> _TEXT SHOWN_:
## BEGIN

5. Stratification and Mobility:
Social stratification is defined as the inequalities that exist between individuals and groups within human societies. Often we think of stratification in terms of assets and properties, but it can also occur because of other attributes gender, age, religious affiliation or military rank.
All socially stratified system has three basic characteristics.
1.The ranking apply to social categories of people who share a common characteristics without necessarily interacting or identifying with one another.
2.People,s life experiences and opportunities depend heavily on how their social category is ranked.
3.The ranks of different social categories tends to change very slowly over time.
Slavery is an extreme form of inequality, in which certain people are owned as property by others. The legal conditions of slave ownership have varied considerable from society to society. Sometimes slaves were deprived of almost all rights by law- as was the case on southern plantations in the united states- while in other societies, there position was more akin to that of servants. For example, in the ancient Greek City Athens, Some slaves occupied positions of great responsibility.
A caste system is a social system in which ones social status is given for life. In caste societies, therefore, different social levels are closed, so that all individuals must remain at the social level of their throughout the life. Everyone’s social status is based on personal characteristics – such perceived race or ethnicity (often based on physical characteristics such as colour of skin), parental religion or parental caste that are accidents of birth and are therefore not changeable. A person is born into a caste and remains there for entire life.
They have typically be found in agriculture societies that have not yet developed into industrialised capitalist economies, such as rural India or South Africa prior to the end of white rule.
Caste in India.

## END

> _ITEMS_:
## BEGIN

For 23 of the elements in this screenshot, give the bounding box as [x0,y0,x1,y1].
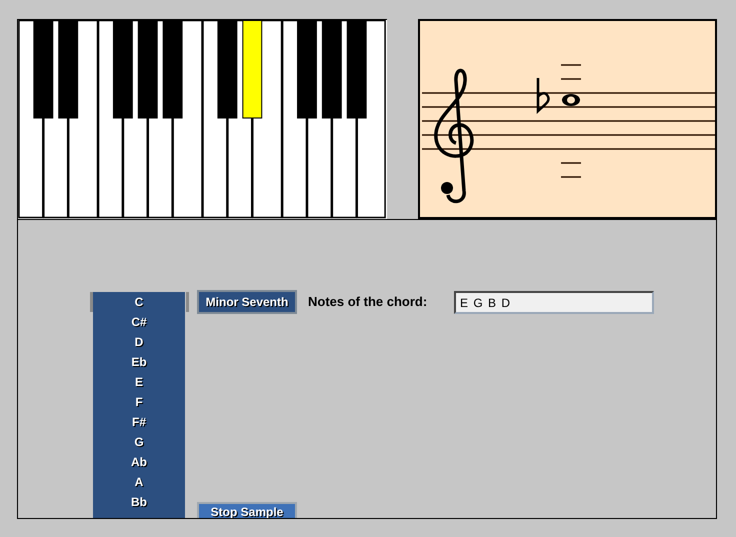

## END
## BEGIN

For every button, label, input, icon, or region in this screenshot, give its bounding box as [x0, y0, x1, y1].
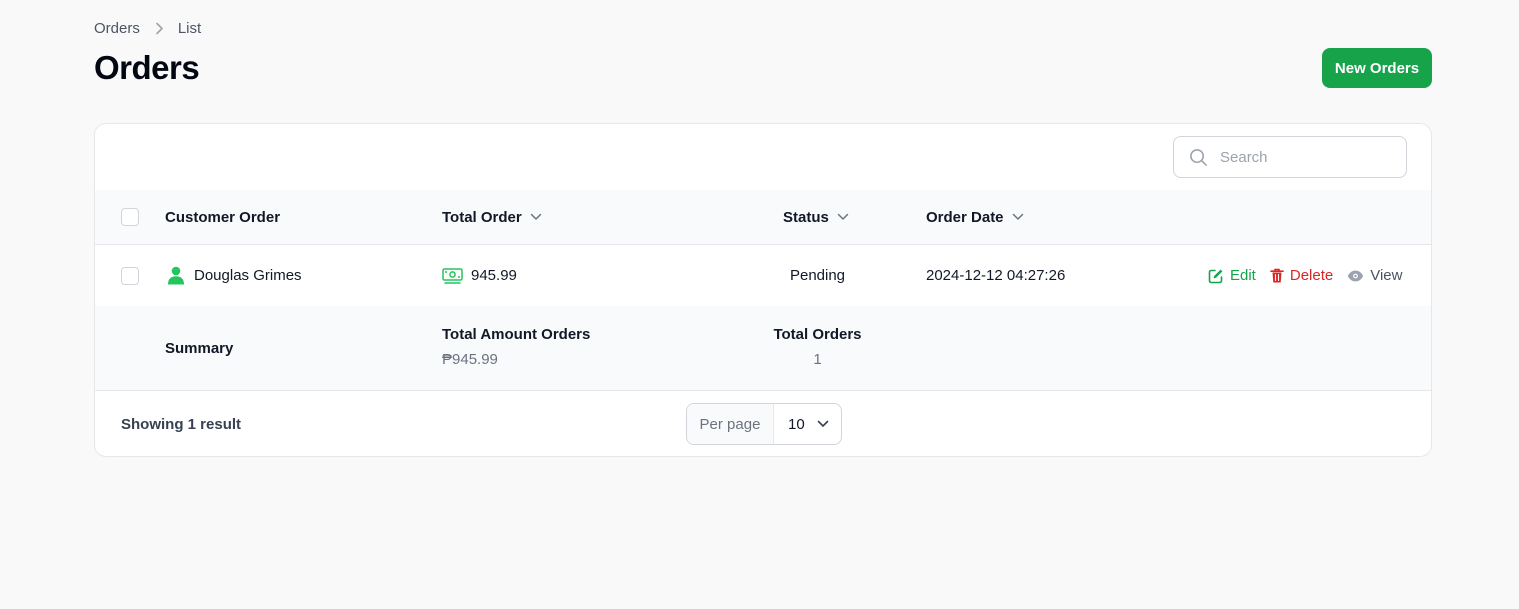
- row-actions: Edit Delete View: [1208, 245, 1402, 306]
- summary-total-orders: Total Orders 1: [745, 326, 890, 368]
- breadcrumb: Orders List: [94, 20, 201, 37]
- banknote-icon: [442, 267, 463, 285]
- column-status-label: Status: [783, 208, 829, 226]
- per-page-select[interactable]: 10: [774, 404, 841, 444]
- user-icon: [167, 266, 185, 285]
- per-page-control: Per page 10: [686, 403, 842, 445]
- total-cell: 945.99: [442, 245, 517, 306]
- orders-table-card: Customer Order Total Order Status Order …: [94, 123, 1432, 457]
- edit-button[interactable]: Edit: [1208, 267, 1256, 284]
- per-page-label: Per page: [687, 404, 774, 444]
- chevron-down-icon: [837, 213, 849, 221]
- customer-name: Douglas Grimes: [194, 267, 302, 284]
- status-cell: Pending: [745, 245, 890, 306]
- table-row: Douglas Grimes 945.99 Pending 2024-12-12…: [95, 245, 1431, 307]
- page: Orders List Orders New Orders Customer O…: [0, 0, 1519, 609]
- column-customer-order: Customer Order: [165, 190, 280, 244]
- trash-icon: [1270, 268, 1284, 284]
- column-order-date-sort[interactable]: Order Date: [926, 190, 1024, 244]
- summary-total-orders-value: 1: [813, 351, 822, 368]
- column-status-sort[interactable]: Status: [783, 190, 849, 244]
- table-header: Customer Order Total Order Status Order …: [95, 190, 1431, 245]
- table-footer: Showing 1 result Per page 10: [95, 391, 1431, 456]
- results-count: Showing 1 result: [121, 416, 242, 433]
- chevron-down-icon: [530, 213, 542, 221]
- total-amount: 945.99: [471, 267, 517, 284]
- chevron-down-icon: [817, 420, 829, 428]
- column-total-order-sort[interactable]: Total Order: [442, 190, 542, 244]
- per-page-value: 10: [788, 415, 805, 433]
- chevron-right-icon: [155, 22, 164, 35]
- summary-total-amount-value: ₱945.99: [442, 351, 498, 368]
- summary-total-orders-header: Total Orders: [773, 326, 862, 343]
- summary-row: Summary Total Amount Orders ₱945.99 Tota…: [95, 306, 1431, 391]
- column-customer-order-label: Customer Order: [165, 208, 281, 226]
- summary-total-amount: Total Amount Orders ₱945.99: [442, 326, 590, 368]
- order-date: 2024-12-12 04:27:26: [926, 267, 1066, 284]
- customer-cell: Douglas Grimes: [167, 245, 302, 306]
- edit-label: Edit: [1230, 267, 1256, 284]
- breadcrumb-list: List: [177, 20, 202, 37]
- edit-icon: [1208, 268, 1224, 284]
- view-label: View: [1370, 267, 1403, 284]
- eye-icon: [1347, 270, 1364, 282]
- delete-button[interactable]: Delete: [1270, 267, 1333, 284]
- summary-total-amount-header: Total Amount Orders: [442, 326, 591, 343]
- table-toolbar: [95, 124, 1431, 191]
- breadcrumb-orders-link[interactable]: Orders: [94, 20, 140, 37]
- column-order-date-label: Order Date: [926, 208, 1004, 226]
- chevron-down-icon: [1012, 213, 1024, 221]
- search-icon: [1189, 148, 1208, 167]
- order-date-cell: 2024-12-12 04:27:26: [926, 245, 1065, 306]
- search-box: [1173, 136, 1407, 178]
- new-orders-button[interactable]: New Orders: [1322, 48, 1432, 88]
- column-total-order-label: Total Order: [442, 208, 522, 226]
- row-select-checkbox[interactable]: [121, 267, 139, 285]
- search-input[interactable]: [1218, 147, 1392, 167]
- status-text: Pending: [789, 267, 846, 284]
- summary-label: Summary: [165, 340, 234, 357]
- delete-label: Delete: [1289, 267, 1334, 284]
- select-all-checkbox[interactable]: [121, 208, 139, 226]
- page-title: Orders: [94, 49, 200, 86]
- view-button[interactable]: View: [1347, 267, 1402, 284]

## END
## BEGIN

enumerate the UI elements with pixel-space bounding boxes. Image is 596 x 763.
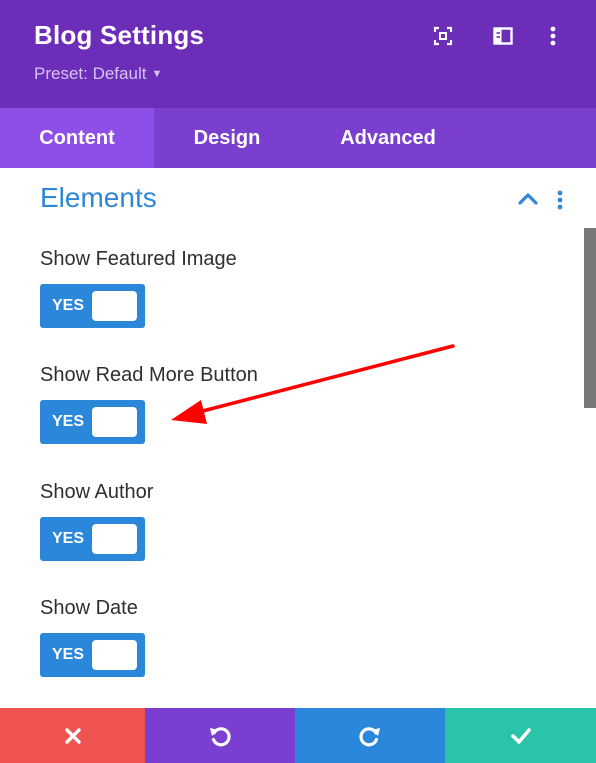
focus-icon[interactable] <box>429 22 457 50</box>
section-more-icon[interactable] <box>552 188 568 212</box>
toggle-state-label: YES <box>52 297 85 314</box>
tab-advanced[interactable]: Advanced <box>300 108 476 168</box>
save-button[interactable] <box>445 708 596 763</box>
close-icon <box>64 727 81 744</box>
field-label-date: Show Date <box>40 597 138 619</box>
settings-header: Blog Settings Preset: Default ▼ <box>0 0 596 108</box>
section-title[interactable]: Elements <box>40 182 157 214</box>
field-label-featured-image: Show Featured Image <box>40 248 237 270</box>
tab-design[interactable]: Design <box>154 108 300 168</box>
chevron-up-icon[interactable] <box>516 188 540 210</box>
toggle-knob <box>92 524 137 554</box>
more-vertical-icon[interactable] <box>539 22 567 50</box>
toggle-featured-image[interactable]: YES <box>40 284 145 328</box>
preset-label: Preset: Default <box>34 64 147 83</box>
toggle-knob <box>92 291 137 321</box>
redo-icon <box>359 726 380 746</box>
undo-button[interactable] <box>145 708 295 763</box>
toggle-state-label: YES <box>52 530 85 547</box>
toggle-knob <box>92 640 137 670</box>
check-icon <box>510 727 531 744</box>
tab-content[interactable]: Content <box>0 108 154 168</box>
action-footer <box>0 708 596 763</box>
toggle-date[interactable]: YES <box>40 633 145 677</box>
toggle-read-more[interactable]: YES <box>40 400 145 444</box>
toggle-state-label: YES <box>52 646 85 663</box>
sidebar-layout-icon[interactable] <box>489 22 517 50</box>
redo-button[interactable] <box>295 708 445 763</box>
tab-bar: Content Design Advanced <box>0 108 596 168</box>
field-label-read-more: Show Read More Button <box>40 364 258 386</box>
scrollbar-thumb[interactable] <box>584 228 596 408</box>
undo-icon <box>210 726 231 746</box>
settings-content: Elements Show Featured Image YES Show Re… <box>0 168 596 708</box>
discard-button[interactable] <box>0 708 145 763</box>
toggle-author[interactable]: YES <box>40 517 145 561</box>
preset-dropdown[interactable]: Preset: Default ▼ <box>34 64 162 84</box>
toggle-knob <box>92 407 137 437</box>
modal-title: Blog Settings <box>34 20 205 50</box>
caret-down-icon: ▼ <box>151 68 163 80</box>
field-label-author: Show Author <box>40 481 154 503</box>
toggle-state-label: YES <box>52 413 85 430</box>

## END

> _TASK GOAL_: Reproduce the passage from the text on social stratification word for word, starting at "Slavery is an" and ending at "of great responsibility.".

> _RESULT FOR THIS EXERCISE_:
Slavery is an extreme form of inequality, in which certain people are owned as property by others. The legal conditions of slave ownership have varied considerable from society to society. Sometimes slaves were deprived of almost all rights by law- as was the case on southern plantations in the united states- while in other societies, there position was more akin to that of servants. For example, in the ancient Greek City Athens, Some slaves occupied positions of great responsibility.